(Stored items from a collection)

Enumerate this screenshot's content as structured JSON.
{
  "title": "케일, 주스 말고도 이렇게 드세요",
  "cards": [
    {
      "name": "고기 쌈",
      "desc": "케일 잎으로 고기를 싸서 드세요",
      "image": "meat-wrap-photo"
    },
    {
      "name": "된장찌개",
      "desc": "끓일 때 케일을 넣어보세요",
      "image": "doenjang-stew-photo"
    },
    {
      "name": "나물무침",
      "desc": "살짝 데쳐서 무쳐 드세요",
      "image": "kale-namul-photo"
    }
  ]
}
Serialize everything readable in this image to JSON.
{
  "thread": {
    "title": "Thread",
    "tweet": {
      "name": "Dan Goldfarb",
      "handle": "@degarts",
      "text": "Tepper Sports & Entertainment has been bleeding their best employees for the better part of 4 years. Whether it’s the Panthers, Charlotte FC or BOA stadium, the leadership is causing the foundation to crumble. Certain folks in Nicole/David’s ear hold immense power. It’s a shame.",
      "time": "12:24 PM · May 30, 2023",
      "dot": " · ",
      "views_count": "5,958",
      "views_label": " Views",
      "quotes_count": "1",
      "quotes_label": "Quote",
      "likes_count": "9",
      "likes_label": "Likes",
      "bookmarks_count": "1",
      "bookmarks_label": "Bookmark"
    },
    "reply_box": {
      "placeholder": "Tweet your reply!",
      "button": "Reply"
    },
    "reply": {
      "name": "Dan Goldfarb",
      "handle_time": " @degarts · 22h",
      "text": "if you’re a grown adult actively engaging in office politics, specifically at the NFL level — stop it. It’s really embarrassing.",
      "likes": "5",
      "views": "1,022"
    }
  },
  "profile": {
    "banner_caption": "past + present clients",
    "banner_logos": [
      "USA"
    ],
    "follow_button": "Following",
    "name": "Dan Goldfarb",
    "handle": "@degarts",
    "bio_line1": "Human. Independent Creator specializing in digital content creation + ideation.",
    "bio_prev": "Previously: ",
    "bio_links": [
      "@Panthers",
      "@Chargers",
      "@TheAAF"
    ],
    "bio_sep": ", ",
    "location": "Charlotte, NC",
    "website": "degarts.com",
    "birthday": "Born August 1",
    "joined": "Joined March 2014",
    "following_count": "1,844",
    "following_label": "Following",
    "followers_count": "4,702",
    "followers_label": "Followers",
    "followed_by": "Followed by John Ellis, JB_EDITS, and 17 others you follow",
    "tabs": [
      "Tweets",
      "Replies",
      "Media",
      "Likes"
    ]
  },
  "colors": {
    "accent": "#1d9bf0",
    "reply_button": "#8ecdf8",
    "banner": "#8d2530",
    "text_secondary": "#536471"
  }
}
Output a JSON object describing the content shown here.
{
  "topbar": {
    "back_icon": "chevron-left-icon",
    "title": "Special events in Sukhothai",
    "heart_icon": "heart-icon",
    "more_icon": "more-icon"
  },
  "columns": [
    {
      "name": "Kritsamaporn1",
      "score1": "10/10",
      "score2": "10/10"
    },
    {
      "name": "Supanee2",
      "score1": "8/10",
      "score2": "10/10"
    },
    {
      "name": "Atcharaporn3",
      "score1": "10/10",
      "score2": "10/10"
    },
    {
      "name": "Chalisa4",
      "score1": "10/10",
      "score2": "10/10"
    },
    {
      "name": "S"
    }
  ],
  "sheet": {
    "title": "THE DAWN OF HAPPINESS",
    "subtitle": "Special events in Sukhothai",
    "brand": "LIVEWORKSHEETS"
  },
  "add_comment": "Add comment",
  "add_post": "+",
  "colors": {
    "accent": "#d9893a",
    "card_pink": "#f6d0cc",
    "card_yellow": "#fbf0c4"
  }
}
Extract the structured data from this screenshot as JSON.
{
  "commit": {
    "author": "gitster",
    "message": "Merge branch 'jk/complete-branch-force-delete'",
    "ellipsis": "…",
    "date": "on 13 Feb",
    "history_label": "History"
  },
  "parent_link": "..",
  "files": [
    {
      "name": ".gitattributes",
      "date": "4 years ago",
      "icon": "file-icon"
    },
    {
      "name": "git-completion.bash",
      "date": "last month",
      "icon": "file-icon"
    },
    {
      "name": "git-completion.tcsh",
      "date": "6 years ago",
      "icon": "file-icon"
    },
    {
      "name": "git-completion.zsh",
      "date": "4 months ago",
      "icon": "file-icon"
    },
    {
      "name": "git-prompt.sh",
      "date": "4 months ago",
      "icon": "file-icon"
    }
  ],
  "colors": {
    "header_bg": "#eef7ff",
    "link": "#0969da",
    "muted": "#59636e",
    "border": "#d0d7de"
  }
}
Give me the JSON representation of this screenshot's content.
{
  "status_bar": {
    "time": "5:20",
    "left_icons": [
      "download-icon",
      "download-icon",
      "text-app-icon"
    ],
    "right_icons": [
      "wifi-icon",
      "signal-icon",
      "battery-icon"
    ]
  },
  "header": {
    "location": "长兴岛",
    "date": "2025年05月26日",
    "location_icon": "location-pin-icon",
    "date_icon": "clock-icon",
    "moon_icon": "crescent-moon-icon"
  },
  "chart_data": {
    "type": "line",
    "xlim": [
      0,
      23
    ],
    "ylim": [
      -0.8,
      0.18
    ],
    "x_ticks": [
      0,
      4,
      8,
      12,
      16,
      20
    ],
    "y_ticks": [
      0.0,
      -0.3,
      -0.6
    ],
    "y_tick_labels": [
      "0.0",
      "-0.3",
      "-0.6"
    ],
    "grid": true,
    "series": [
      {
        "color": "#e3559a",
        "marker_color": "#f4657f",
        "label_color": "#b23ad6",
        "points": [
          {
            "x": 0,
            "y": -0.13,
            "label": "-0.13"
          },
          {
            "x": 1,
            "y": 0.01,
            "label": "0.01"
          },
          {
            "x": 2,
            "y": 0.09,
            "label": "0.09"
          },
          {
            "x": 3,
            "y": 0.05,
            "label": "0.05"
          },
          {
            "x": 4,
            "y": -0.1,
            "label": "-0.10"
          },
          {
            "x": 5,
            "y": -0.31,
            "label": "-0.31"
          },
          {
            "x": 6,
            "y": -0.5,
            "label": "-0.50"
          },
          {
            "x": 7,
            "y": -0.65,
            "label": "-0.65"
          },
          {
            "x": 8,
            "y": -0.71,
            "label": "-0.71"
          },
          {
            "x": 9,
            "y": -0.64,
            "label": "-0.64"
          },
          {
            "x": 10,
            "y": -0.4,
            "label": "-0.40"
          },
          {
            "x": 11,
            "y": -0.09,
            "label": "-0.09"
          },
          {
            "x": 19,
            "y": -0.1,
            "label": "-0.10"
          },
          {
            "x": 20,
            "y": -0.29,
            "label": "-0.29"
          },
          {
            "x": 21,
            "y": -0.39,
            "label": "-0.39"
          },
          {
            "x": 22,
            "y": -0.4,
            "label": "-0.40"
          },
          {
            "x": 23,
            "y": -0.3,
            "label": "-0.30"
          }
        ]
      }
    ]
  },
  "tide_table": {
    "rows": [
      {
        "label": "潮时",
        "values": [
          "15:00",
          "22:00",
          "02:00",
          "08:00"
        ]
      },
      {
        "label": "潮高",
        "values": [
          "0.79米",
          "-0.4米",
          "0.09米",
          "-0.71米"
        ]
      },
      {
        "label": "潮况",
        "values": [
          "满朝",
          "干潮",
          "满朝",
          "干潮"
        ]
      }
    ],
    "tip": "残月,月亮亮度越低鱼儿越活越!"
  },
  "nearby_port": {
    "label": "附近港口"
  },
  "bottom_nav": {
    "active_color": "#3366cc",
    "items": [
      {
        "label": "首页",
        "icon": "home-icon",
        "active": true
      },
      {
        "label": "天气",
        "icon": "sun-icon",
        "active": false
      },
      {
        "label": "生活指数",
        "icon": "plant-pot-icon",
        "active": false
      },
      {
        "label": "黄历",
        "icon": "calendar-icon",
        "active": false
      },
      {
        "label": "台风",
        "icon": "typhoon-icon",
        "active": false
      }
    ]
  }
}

Directive
In the records above, how many lines include "events"? Give that number and nothing more.

Reply to the task
2